Work out how many lines in the entries below include the word "text". Give nothing but the number.

+++ Dataset entries +++

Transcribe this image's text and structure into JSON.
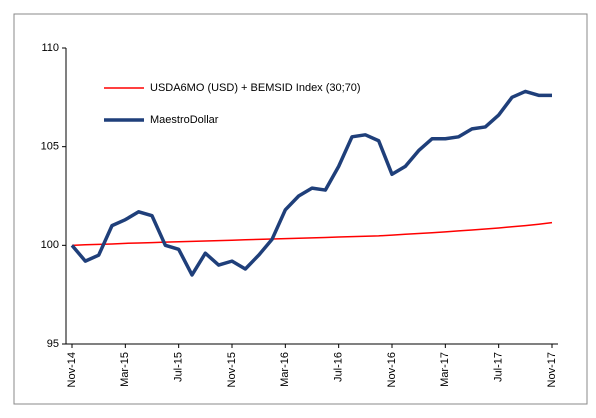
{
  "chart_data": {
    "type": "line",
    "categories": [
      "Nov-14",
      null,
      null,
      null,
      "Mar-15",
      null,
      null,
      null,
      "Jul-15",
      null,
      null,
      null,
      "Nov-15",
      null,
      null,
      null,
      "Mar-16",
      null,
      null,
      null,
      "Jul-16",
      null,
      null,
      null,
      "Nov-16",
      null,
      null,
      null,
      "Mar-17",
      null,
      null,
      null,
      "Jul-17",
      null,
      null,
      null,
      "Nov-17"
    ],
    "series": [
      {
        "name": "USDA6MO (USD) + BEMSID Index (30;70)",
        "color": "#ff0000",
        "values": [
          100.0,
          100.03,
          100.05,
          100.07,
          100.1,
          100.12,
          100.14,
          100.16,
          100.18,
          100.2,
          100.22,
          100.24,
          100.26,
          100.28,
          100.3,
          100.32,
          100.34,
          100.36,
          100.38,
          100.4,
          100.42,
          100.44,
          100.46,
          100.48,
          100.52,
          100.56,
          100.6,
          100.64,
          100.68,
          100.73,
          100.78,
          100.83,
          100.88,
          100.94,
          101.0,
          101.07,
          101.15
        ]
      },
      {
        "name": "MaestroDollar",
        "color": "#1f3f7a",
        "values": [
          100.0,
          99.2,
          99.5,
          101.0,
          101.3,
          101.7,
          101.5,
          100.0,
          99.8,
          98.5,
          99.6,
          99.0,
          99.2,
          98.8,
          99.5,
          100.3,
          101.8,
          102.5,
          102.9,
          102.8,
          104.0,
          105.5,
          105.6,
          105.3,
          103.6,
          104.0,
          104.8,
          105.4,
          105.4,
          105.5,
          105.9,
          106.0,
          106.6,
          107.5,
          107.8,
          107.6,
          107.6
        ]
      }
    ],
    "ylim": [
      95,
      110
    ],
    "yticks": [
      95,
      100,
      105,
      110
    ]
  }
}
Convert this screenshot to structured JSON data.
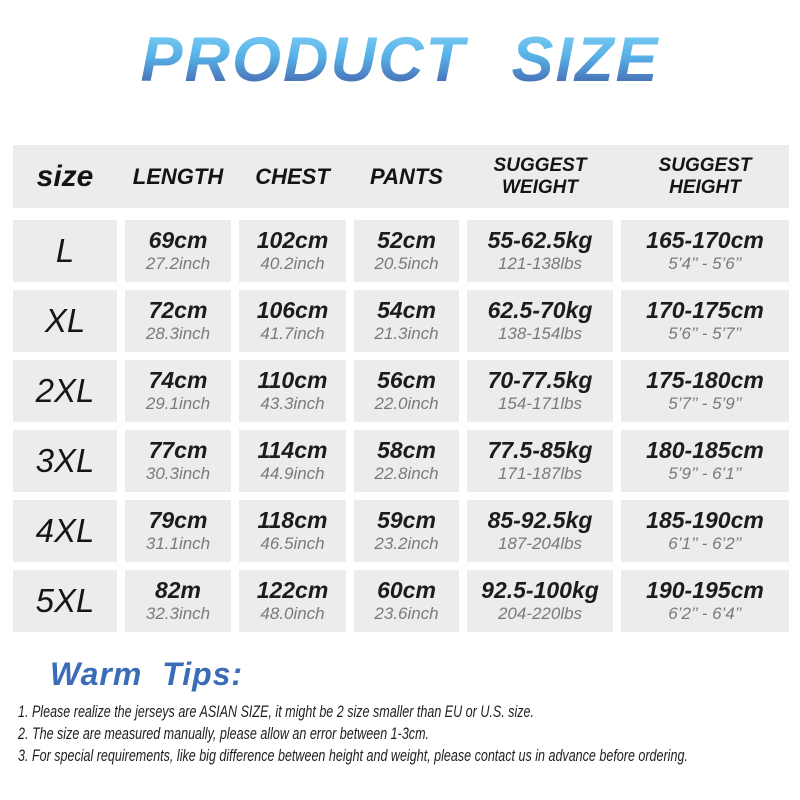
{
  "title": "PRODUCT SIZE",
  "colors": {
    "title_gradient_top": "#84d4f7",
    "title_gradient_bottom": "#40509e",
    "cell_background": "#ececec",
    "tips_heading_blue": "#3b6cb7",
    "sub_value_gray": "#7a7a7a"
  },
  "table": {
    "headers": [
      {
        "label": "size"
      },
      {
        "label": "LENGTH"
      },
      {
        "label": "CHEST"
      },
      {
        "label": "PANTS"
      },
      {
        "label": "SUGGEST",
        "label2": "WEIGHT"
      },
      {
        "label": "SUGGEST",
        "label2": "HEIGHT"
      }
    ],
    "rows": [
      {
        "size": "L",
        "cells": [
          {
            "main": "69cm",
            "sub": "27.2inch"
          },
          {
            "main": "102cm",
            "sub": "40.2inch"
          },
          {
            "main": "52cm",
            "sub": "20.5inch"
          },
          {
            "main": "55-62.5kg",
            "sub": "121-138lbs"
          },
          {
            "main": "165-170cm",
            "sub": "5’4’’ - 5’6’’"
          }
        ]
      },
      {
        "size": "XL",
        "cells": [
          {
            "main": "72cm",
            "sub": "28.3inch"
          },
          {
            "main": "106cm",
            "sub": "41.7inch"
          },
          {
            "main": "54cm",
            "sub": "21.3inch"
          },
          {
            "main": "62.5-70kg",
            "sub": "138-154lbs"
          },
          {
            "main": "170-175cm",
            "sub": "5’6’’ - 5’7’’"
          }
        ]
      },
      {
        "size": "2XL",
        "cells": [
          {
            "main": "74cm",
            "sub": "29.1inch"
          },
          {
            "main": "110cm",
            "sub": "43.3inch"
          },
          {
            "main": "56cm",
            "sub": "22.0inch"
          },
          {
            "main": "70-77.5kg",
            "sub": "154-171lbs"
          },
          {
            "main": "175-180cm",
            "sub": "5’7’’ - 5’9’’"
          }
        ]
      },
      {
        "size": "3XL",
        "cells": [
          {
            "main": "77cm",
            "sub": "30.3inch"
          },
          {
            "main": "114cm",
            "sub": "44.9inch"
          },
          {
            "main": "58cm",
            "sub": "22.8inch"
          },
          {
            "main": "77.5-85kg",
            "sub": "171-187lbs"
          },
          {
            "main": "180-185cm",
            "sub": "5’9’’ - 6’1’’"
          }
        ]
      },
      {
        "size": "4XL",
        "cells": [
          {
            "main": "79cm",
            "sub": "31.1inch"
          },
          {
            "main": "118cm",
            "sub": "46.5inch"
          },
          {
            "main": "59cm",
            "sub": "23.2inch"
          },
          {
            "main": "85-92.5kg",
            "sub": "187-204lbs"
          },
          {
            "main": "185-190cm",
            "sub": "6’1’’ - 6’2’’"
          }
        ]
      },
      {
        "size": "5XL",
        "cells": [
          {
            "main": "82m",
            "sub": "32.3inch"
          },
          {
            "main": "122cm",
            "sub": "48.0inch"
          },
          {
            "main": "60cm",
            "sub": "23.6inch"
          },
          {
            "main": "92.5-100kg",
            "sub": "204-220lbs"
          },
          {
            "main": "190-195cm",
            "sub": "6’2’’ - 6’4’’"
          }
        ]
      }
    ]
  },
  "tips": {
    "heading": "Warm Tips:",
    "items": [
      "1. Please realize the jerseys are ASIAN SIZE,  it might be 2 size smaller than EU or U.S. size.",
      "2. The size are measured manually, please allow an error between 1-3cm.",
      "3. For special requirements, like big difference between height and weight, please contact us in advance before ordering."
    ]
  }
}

+++
+++ Dataset entries +++

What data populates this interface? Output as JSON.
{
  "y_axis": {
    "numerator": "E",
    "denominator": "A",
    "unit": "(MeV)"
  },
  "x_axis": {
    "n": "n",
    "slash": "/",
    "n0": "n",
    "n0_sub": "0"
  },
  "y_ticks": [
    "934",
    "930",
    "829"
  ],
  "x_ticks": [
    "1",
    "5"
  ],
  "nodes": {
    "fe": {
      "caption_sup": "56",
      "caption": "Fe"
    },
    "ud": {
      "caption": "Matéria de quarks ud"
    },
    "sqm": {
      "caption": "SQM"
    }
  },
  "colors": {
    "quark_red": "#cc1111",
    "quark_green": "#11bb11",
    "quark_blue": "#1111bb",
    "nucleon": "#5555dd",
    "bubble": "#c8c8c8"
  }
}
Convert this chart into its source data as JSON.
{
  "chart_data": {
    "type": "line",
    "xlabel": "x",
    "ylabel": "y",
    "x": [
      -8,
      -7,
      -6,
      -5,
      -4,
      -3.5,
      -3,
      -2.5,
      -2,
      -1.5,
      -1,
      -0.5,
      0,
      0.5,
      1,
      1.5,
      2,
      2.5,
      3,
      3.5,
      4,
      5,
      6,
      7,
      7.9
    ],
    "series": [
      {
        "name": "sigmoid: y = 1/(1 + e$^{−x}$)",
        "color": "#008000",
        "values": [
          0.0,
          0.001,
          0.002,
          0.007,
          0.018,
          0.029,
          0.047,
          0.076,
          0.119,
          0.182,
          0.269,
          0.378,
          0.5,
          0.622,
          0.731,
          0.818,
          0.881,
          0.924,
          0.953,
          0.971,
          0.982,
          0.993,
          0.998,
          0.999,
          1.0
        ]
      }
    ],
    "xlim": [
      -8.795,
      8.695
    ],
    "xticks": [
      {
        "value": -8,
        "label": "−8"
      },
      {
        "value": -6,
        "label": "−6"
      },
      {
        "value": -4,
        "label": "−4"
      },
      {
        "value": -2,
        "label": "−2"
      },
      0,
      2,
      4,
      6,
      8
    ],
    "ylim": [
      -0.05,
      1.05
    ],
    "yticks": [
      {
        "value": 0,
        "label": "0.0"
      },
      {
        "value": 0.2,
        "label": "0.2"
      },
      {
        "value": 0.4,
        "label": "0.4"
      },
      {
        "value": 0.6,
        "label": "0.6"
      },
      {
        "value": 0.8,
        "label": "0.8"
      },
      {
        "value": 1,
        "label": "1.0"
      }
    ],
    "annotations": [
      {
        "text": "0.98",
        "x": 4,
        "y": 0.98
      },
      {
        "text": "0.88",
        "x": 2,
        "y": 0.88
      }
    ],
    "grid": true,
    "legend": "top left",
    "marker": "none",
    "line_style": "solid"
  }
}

+++

- Correct answer -
3